:: What is asked ::
Gather every line in the records below that contains the string "wall", and copy each of those lines in full.

#### Given records ####

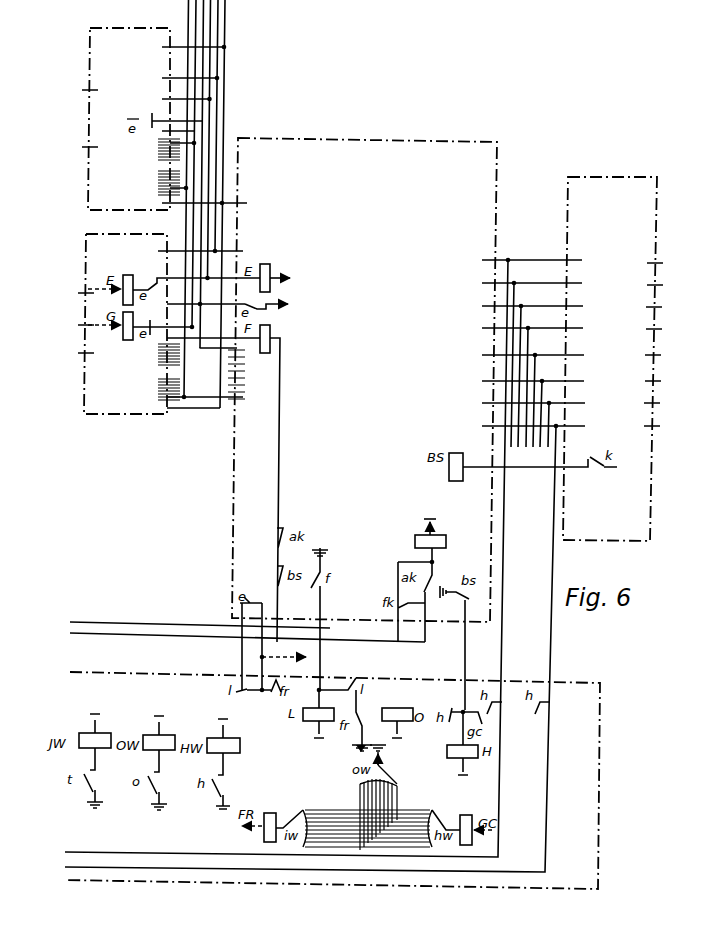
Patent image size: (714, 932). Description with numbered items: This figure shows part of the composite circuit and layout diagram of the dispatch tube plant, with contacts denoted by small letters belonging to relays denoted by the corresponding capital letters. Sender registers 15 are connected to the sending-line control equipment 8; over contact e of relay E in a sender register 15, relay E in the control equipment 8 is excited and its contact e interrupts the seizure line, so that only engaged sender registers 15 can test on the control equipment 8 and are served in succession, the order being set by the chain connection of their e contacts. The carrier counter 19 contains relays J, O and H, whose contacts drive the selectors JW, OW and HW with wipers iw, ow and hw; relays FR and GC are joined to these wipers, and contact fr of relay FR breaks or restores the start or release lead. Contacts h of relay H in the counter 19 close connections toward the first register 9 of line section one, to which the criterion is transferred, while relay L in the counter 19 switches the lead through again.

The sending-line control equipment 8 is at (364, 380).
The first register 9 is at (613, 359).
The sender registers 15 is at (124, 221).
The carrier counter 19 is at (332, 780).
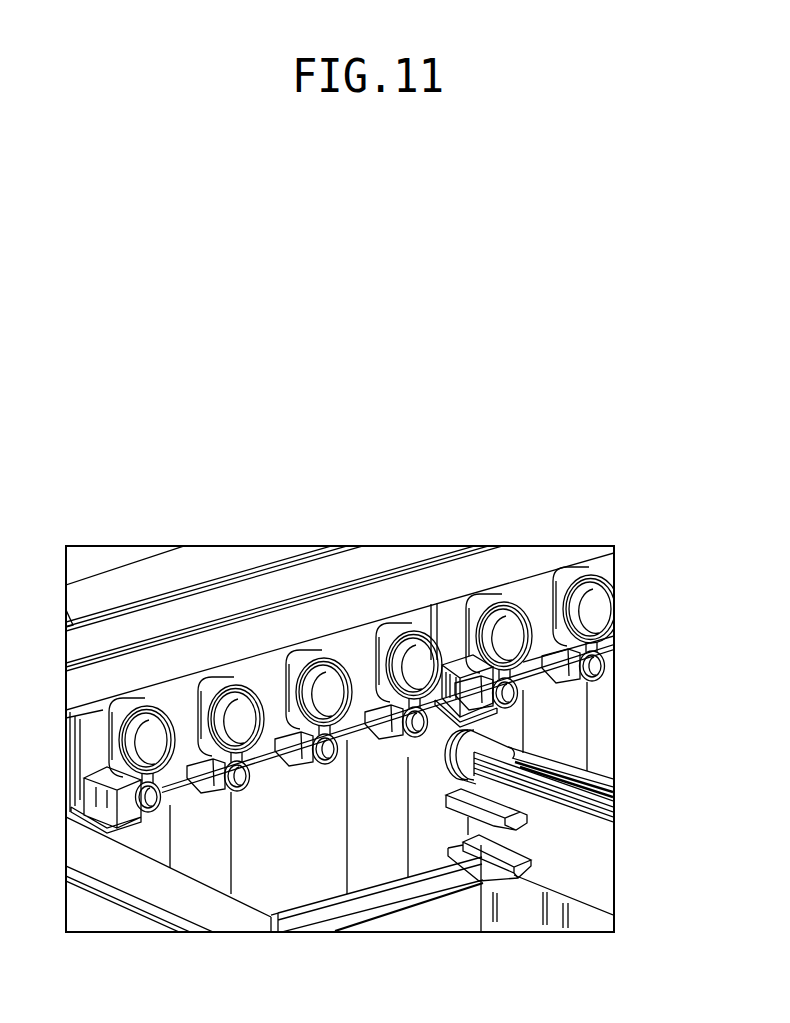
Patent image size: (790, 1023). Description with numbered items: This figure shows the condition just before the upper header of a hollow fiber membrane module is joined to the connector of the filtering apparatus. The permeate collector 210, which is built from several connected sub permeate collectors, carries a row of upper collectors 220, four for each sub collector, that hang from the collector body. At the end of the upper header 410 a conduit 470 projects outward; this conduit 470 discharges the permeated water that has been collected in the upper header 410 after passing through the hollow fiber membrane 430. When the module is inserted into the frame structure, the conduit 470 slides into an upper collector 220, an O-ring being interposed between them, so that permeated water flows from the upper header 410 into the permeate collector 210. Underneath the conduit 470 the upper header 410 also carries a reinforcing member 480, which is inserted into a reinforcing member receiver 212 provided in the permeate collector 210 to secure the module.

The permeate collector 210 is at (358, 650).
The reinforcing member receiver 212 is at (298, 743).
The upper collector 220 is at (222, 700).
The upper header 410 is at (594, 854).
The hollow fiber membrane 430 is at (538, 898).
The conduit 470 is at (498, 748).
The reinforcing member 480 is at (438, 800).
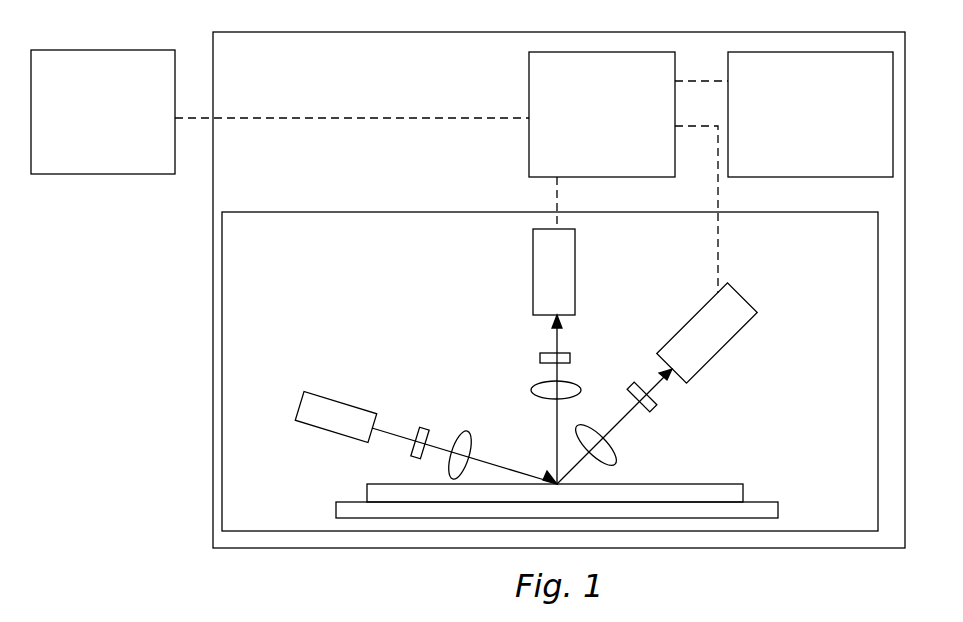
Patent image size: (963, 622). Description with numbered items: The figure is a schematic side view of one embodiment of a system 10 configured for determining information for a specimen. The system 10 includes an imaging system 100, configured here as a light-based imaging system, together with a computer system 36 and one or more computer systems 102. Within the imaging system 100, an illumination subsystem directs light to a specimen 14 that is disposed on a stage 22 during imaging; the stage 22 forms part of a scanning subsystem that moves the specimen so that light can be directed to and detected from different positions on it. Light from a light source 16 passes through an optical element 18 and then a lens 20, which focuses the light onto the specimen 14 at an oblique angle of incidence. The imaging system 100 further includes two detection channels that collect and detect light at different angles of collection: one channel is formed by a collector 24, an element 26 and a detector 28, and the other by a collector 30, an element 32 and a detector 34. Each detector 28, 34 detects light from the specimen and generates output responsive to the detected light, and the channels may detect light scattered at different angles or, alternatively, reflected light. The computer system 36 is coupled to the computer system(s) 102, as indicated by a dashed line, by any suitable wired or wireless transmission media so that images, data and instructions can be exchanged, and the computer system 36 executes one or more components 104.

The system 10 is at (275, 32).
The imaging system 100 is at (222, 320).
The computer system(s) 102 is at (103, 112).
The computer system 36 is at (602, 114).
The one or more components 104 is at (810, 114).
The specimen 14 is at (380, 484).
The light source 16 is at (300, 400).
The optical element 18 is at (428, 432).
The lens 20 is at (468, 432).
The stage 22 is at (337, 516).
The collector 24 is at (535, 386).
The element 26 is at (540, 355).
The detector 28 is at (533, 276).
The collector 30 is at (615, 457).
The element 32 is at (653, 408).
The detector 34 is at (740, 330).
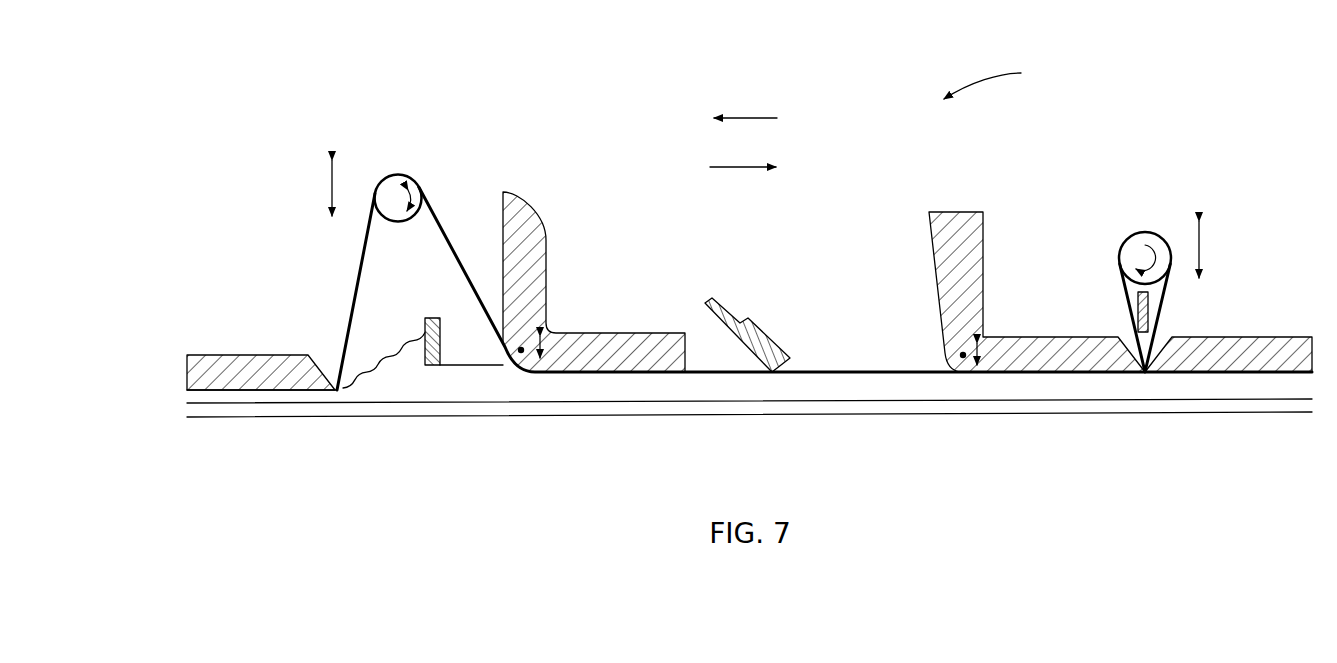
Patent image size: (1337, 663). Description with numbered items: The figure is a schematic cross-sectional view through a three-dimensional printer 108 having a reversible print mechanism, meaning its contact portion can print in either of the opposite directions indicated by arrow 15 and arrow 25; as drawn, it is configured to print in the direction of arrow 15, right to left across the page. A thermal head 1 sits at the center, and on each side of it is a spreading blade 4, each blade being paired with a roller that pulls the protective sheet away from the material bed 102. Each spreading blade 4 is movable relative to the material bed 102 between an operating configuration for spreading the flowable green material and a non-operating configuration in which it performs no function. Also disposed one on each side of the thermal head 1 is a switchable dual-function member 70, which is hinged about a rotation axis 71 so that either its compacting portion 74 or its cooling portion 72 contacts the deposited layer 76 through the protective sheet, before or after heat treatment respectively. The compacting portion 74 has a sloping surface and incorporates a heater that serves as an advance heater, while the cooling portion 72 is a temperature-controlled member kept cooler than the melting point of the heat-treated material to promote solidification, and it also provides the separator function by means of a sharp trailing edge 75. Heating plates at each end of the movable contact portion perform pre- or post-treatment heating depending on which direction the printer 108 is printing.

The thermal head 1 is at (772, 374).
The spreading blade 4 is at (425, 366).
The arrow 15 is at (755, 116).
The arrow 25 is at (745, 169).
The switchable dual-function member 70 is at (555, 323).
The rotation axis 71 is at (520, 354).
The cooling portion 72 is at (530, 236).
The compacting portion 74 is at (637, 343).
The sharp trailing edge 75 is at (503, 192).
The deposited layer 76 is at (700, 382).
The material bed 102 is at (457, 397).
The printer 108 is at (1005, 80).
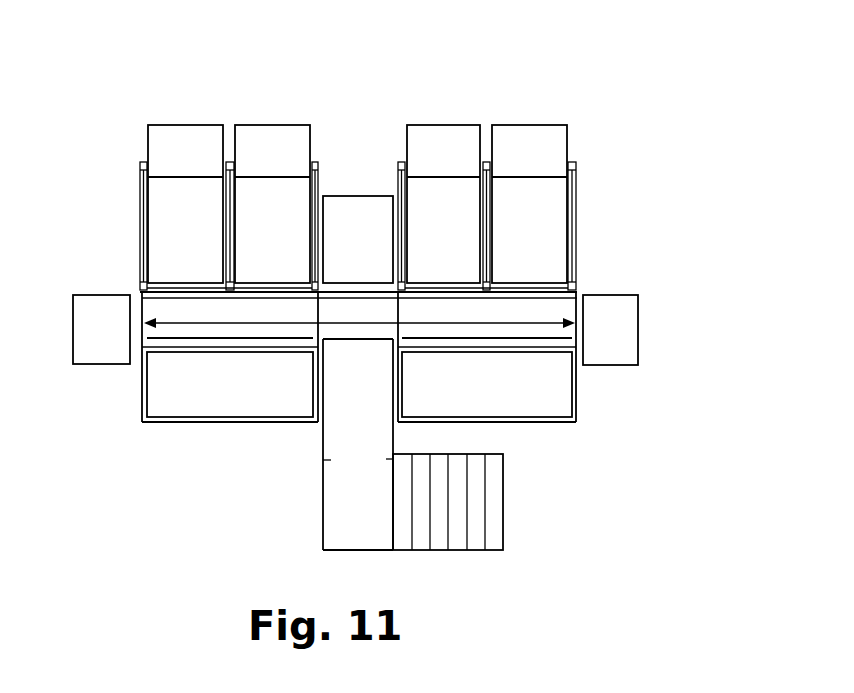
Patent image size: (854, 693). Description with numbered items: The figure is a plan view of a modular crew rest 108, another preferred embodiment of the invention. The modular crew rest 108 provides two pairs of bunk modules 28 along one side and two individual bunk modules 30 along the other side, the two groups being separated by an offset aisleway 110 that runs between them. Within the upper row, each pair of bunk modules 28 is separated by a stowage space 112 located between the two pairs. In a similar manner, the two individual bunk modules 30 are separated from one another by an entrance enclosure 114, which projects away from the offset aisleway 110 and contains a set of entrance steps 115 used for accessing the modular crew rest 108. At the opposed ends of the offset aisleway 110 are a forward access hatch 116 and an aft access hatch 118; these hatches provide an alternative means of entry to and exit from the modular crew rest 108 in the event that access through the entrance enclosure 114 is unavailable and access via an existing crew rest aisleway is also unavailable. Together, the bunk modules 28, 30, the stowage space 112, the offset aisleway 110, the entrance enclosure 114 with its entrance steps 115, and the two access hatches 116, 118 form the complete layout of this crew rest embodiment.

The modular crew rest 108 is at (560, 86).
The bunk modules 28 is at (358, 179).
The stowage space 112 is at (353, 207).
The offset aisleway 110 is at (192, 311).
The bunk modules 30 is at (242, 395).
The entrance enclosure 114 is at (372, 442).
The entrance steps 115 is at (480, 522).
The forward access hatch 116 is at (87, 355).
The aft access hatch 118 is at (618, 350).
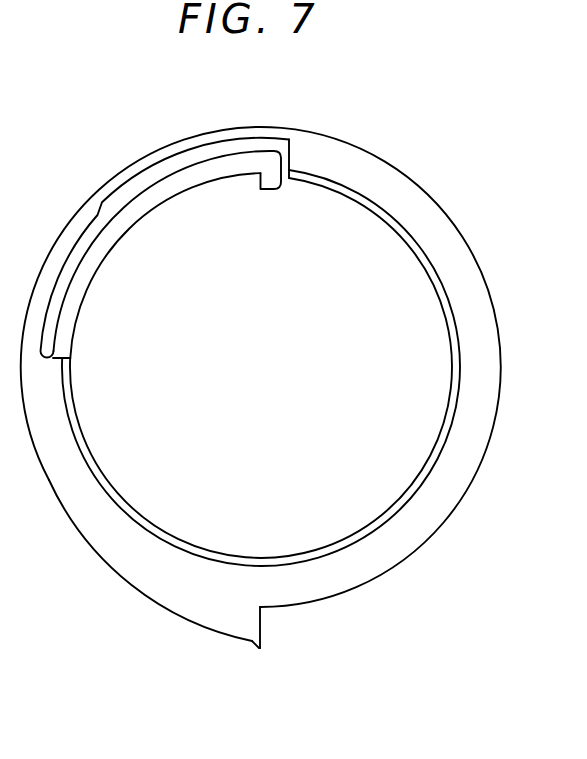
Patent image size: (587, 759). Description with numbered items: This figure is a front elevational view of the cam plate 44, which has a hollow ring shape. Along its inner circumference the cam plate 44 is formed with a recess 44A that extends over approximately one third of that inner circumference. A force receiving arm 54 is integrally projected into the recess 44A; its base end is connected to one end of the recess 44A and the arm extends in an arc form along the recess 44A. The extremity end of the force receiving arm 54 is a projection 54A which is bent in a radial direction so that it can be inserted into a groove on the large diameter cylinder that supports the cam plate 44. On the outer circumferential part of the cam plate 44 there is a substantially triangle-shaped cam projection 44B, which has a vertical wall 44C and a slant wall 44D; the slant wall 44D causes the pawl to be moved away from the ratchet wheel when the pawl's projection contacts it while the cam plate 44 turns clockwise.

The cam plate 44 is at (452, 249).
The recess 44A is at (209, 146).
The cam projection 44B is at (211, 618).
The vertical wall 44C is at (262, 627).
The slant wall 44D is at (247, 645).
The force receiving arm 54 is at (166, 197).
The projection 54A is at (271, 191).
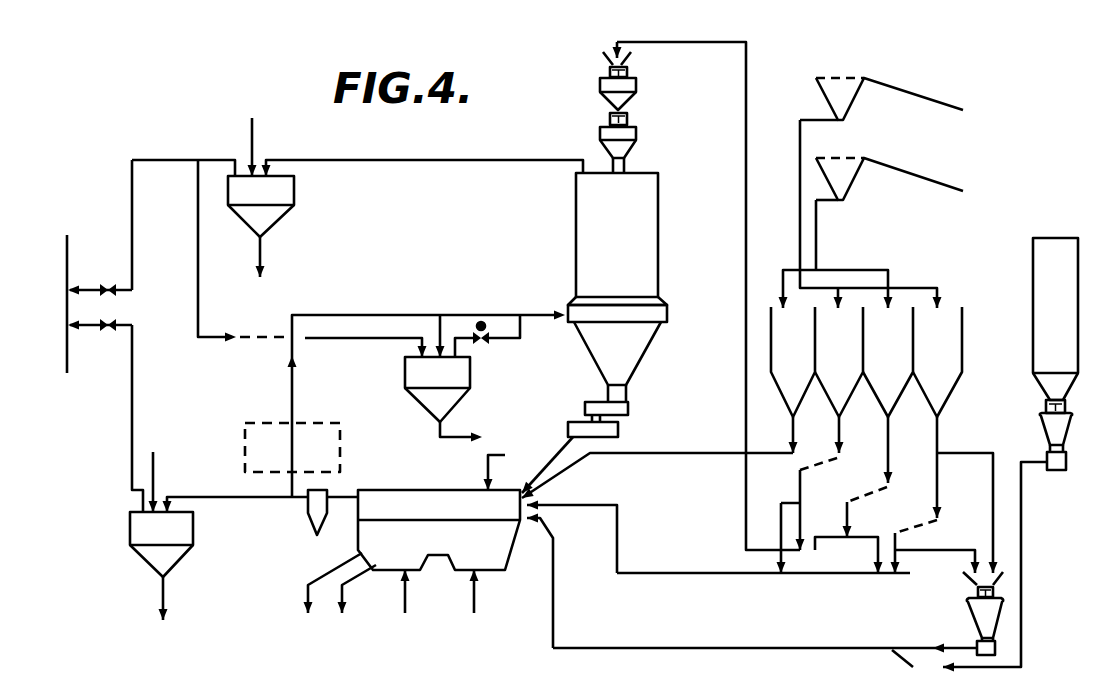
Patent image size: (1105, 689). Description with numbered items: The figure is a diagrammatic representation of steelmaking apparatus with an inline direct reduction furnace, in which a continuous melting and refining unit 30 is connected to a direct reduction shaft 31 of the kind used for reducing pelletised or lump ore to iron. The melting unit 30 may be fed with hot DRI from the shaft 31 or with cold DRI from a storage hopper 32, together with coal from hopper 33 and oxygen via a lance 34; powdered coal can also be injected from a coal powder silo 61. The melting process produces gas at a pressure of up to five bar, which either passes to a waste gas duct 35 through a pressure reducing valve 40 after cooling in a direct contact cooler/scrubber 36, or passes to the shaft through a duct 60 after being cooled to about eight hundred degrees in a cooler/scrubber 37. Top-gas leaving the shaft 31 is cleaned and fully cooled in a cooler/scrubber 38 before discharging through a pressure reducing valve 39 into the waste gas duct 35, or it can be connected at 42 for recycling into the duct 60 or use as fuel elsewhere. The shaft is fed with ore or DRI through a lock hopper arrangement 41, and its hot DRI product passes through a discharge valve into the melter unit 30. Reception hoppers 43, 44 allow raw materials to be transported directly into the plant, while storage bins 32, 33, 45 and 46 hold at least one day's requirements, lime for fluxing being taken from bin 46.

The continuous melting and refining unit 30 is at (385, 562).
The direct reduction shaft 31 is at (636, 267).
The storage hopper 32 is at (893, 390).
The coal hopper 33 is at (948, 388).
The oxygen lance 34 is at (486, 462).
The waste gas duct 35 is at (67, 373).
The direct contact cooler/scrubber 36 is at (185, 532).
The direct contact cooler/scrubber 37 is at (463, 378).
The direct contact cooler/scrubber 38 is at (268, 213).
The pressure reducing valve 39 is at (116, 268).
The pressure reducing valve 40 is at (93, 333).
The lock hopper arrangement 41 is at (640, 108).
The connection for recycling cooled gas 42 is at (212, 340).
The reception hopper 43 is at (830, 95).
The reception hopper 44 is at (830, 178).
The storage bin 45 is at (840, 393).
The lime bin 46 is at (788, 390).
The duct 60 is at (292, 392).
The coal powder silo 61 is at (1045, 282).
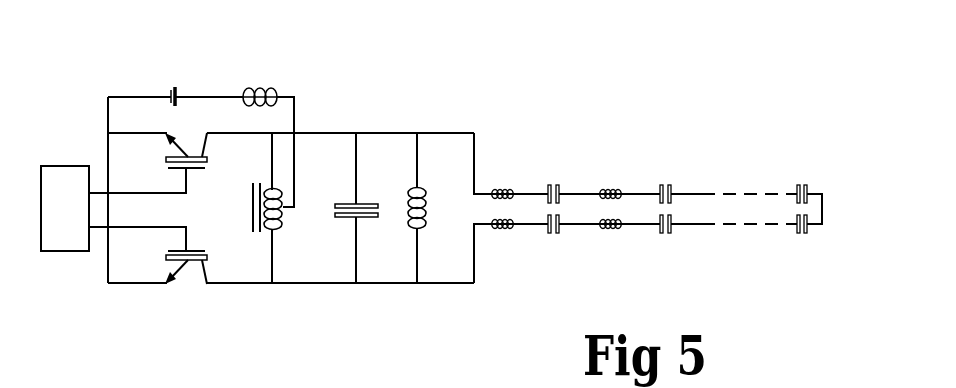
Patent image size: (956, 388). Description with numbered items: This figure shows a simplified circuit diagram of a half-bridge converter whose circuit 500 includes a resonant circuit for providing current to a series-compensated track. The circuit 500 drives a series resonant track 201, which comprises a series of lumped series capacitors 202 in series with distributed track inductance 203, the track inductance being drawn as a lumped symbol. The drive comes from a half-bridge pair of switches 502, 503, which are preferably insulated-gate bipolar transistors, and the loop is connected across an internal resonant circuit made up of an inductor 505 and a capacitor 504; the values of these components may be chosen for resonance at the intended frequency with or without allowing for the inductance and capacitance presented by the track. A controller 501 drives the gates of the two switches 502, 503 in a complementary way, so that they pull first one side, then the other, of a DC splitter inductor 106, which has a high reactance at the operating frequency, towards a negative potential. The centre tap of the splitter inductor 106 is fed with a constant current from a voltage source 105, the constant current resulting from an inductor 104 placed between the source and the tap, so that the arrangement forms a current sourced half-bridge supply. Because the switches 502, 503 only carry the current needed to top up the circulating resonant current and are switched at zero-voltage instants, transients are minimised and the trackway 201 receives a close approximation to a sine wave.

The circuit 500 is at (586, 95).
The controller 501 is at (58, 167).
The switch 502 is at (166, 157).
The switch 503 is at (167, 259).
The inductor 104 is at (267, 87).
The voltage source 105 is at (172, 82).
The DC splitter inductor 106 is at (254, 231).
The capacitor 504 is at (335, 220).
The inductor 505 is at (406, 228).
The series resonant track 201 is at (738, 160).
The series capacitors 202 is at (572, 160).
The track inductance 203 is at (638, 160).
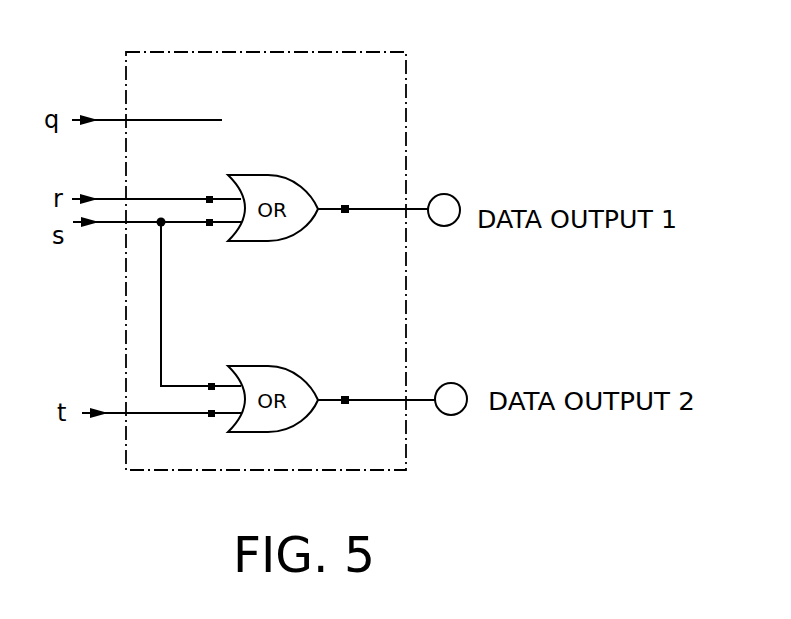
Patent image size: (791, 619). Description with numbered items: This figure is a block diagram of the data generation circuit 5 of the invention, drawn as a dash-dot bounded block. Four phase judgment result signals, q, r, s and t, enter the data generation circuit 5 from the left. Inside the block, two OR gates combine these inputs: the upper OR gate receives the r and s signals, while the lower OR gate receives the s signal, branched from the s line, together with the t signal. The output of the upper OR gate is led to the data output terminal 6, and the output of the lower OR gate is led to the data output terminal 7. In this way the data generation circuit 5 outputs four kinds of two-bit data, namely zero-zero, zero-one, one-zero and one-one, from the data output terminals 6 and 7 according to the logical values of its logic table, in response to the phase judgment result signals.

####

:: Output for this task ::
Patent image size: (587, 759). Description with numbered items: This figure is a front elevational view of the cam plate 44, which has a hollow ring shape. Along its inner circumference the cam plate 44 is formed with a recess 44A that extends over approximately one third of that inner circumference. A force receiving arm 54 is integrally projected into the recess 44A; its base end is connected to one end of the recess 44A and the arm extends in an arc form along the recess 44A. The extremity end of the force receiving arm 54 is a projection 54A which is bent in a radial direction so that it can be inserted into a groove on the large diameter cylinder that supports the cam plate 44. On the outer circumferential part of the cam plate 44 there is a substantially triangle-shaped cam projection 44B, which has a vertical wall 44C and a slant wall 44D; the slant wall 44D causes the pawl to be moved away from the ratchet wheel when the pawl's projection contacts it while the cam plate 44 turns clockwise.
The vertical wall 44C is at (262, 627).
The slant wall 44D is at (247, 645).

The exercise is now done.